→ GOAL
Records follow. Select each line holding "Price".

++++++++++

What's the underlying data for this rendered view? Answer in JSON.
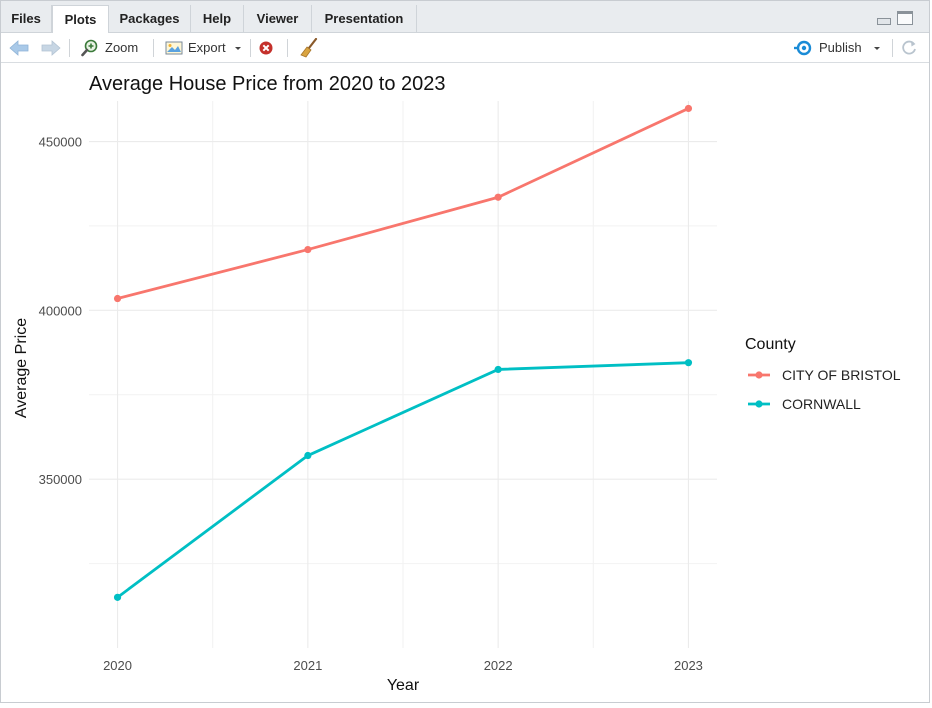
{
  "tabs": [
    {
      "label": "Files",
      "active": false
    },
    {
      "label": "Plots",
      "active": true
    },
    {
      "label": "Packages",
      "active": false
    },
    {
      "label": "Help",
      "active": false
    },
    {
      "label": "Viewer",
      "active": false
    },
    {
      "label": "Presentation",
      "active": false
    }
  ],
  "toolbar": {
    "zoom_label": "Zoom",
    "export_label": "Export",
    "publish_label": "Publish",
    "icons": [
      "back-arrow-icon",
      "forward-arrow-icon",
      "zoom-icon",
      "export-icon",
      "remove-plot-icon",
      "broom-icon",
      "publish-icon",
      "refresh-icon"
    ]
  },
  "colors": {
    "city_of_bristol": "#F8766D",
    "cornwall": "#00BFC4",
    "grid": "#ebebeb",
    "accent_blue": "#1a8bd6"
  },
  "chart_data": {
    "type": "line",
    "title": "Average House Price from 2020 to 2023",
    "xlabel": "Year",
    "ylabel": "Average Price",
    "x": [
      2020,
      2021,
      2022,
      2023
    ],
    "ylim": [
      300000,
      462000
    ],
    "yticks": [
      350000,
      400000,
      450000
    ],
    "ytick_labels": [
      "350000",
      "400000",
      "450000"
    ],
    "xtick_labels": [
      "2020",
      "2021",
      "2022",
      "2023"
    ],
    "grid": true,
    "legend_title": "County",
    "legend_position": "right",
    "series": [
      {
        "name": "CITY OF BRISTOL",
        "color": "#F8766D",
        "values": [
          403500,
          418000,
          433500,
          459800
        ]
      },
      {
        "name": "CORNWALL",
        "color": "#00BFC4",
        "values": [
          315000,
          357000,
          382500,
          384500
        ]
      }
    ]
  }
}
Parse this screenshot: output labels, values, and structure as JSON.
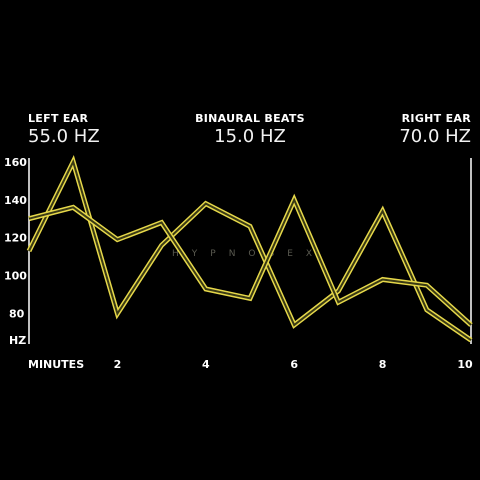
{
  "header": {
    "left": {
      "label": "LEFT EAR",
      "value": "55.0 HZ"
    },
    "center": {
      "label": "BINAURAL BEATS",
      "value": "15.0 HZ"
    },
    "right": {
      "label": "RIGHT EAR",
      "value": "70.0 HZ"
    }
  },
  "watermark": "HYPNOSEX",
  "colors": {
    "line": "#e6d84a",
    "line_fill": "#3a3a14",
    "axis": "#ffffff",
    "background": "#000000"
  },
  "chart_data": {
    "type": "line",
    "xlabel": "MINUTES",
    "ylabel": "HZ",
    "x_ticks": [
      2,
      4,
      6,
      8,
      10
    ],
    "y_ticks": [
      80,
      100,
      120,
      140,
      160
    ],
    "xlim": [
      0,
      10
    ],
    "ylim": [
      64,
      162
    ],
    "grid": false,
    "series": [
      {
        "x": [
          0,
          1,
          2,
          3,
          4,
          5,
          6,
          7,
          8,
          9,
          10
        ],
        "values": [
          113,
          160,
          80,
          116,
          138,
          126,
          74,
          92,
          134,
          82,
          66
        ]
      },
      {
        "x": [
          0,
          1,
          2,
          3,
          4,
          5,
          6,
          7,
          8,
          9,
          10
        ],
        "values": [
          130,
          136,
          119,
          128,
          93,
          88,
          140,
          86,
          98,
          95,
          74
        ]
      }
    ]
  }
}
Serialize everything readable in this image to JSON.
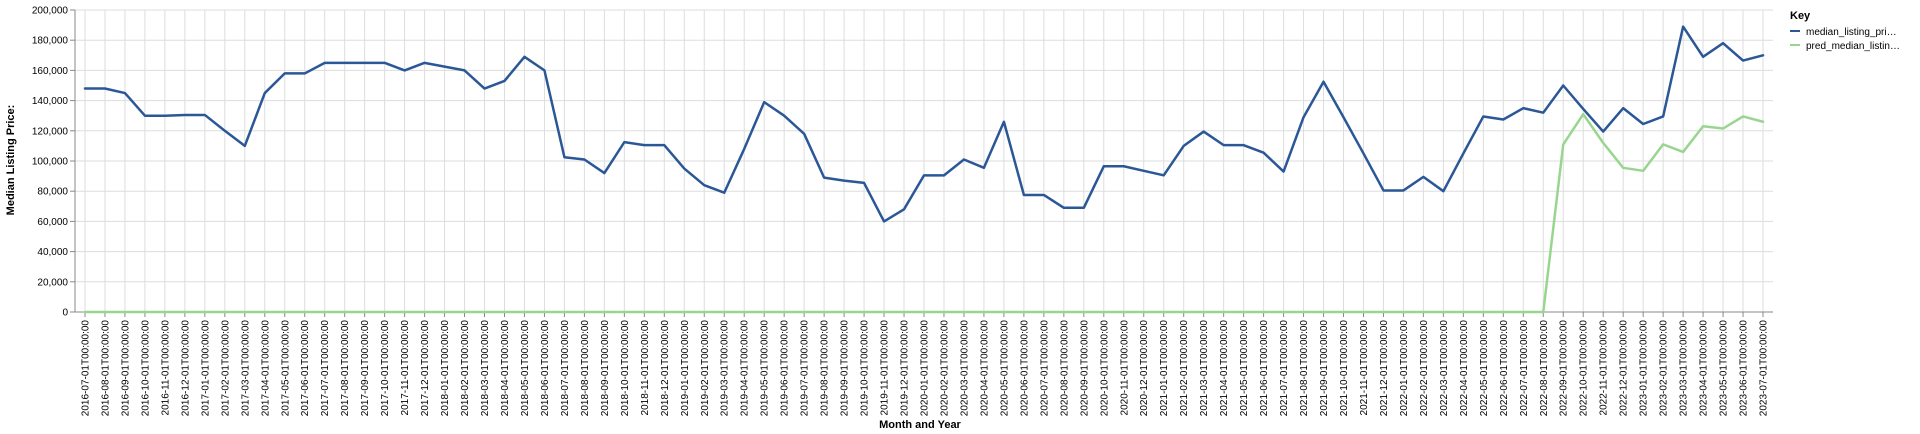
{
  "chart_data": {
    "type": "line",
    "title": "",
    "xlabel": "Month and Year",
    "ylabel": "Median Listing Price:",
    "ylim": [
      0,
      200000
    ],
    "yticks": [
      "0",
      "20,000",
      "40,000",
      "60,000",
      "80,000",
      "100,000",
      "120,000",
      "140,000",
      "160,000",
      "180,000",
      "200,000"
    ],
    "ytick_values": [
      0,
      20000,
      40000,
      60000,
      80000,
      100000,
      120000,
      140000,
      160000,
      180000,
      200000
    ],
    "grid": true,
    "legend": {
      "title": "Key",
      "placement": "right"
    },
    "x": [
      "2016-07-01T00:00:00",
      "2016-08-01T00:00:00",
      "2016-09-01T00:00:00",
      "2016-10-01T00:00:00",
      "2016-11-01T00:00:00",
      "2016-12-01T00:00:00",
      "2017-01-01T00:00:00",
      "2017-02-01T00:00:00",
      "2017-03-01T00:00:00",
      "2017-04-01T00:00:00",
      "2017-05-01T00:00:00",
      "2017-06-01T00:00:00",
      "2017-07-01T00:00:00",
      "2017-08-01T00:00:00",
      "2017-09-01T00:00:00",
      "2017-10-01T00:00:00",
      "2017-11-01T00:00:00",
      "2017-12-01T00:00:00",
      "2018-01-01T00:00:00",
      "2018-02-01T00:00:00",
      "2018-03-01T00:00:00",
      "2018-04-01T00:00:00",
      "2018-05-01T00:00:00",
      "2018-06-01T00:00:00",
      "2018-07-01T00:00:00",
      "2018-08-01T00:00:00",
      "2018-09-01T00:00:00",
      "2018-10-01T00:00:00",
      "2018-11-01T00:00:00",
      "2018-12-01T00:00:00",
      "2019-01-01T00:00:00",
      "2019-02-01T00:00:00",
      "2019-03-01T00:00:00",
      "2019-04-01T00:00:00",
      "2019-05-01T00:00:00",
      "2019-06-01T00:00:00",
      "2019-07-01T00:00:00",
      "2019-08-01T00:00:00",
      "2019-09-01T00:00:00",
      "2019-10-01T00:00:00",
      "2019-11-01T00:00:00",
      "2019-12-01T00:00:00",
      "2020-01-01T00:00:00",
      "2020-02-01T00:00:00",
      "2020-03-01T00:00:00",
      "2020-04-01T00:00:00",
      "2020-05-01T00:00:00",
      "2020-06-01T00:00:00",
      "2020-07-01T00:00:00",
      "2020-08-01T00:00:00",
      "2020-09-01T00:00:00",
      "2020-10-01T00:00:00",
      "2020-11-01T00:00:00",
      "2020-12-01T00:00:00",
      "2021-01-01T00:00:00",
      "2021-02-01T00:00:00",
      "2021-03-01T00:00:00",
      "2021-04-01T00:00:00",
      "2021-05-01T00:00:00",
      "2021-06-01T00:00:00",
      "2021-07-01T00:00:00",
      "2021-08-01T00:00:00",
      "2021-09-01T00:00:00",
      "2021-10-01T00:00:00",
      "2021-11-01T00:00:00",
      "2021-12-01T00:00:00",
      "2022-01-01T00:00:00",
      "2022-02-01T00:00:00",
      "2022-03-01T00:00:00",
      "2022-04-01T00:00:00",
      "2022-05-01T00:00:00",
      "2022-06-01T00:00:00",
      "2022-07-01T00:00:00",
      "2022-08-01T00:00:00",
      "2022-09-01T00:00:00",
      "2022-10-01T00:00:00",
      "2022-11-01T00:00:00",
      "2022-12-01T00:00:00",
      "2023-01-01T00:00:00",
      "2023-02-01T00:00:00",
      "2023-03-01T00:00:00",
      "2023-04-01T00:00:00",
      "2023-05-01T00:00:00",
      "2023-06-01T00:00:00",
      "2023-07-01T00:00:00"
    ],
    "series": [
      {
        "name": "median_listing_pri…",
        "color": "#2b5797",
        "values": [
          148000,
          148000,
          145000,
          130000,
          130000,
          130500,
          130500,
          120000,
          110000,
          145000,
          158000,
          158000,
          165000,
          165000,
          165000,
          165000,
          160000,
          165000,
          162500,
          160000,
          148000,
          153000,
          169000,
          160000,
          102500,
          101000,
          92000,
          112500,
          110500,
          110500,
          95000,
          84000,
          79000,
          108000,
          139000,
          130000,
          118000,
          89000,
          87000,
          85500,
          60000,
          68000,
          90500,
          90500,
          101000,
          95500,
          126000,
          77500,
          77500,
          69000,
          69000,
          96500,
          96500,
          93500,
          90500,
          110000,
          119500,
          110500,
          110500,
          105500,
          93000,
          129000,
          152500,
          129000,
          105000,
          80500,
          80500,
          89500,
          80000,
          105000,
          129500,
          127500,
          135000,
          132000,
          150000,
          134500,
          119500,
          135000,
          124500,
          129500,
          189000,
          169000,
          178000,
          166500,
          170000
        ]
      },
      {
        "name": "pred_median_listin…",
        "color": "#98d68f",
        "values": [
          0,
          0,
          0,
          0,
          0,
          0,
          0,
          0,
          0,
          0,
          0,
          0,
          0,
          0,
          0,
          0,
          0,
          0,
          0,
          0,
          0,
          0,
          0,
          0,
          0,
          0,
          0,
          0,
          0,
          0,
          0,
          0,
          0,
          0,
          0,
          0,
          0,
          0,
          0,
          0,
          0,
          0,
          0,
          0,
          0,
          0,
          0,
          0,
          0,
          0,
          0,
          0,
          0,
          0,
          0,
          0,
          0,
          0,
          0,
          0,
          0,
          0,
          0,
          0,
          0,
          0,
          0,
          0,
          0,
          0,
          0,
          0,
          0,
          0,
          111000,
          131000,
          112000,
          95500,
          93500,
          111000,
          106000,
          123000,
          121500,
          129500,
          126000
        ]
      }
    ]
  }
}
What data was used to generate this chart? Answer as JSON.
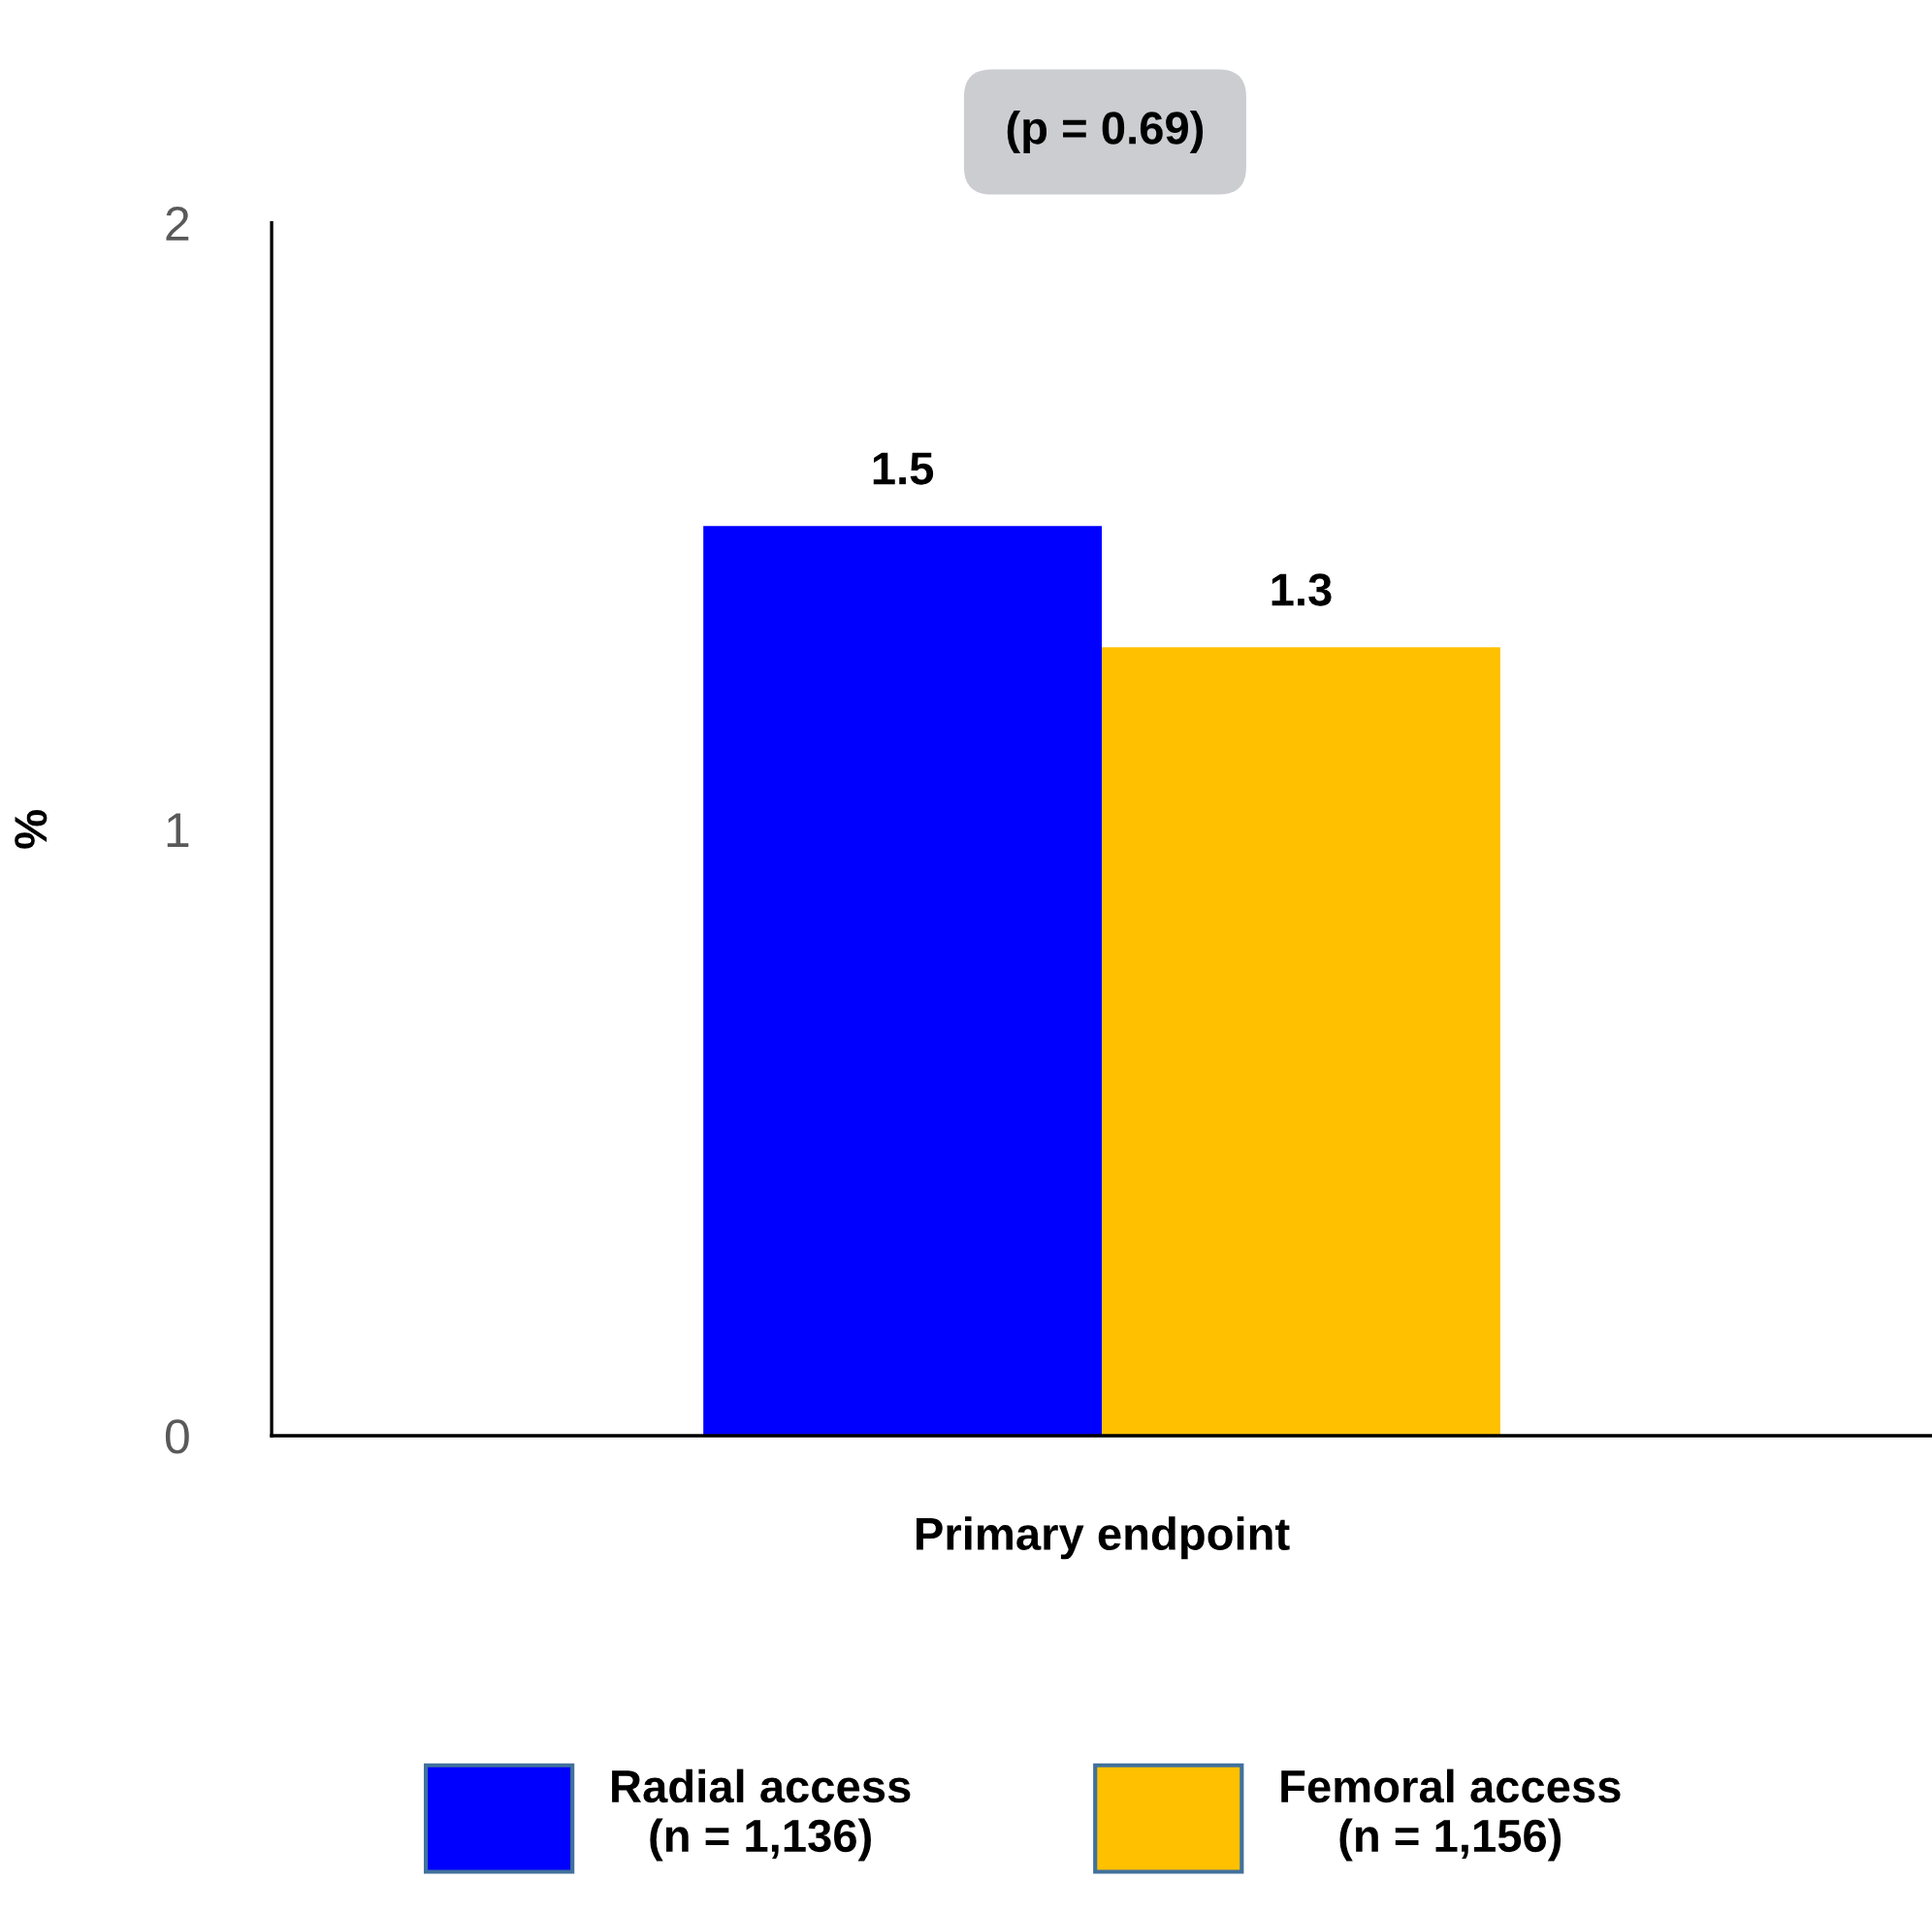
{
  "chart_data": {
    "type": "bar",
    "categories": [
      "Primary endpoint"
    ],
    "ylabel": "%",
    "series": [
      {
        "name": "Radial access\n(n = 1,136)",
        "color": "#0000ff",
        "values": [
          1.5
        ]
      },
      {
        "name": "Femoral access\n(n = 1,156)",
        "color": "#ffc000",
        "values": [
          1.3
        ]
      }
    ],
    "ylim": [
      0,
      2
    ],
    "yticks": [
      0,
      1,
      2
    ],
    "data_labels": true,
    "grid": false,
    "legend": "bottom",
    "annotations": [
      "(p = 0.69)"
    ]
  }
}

++++++++++

→ FINAL ANSWER
    "title": "Average House Price from 2020 to 2023",
    "ylabel": "Average Price",
    "ylabel": "Median Listing Price:",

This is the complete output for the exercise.